→ Requirements
Produce the listing below again, exactly as shown.

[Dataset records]

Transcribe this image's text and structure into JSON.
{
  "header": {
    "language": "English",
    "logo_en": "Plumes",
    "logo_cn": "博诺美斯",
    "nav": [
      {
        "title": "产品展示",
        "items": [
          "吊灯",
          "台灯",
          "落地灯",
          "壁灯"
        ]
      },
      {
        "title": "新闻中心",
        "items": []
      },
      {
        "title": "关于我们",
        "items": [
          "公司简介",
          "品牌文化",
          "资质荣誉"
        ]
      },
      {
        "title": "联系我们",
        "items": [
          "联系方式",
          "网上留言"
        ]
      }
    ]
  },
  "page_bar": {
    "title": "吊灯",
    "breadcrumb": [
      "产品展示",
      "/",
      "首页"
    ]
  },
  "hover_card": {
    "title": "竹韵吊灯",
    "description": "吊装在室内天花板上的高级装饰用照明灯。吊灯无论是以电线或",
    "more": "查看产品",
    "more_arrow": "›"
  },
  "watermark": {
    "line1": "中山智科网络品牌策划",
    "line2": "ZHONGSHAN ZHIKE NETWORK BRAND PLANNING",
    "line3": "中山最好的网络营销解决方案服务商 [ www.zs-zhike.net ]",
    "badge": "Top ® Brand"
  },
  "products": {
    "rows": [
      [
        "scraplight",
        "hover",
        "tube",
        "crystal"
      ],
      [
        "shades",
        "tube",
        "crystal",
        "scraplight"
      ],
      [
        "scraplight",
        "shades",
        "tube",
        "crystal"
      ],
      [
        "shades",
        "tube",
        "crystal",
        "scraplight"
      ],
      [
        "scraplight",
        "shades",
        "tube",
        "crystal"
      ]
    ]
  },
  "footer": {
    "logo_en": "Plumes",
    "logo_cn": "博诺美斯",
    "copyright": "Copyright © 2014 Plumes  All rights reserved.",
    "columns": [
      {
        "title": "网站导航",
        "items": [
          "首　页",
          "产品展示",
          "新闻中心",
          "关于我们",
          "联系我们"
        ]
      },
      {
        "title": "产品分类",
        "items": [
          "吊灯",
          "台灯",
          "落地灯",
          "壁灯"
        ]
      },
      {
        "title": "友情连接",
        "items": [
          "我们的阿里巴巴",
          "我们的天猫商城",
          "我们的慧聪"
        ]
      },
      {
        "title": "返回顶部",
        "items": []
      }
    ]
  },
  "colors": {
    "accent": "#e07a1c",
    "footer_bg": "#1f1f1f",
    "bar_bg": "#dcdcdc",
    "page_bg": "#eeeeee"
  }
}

→ Written solution
Transcribe this image's text and structure into JSON.
{
  "header": {
    "language": "English",
    "logo_en": "Plumes",
    "logo_cn": "博诺美斯",
    "nav": [
      {
        "title": "产品展示",
        "items": [
          "吊灯",
          "台灯",
          "落地灯",
          "壁灯"
        ]
      },
      {
        "title": "新闻中心",
        "items": []
      },
      {
        "title": "关于我们",
        "items": [
          "公司简介",
          "品牌文化",
          "资质荣誉"
        ]
      },
      {
        "title": "联系我们",
        "items": [
          "联系方式",
          "网上留言"
        ]
      }
    ]
  },
  "page_bar": {
    "title": "吊灯",
    "breadcrumb": [
      "产品展示",
      "/",
      "首页"
    ]
  },
  "hover_card": {
    "title": "竹韵吊灯",
    "description": "吊装在室内天花板上的高级装饰用照明灯。吊灯无论是以电线或",
    "more": "查看产品",
    "more_arrow": "›"
  },
  "watermark": {
    "line1": "中山智科网络品牌策划",
    "line2": "ZHONGSHAN ZHIKE NETWORK BRAND PLANNING",
    "line3": "中山最好的网络营销解决方案服务商 [ www.zs-zhike.net ]",
    "badge": "Top ® Brand"
  },
  "products": {
    "rows": [
      [
        "scraplight",
        "hover",
        "tube",
        "crystal"
      ],
      [
        "shades",
        "tube",
        "crystal",
        "scraplight"
      ],
      [
        "scraplight",
        "shades",
        "tube",
        "crystal"
      ],
      [
        "shades",
        "tube",
        "crystal",
        "scraplight"
      ],
      [
        "scraplight",
        "shades",
        "tube",
        "crystal"
      ]
    ]
  },
  "footer": {
    "logo_en": "Plumes",
    "logo_cn": "博诺美斯",
    "copyright": "Copyright © 2014 Plumes  All rights reserved.",
    "columns": [
      {
        "title": "网站导航",
        "items": [
          "首　页",
          "产品展示",
          "新闻中心",
          "关于我们",
          "联系我们"
        ]
      },
      {
        "title": "产品分类",
        "items": [
          "吊灯",
          "台灯",
          "落地灯",
          "壁灯"
        ]
      },
      {
        "title": "友情连接",
        "items": [
          "我们的阿里巴巴",
          "我们的天猫商城",
          "我们的慧聪"
        ]
      },
      {
        "title": "返回顶部",
        "items": []
      }
    ]
  },
  "colors": {
    "accent": "#e07a1c",
    "footer_bg": "#1f1f1f",
    "bar_bg": "#dcdcdc",
    "page_bg": "#eeeeee"
  }
}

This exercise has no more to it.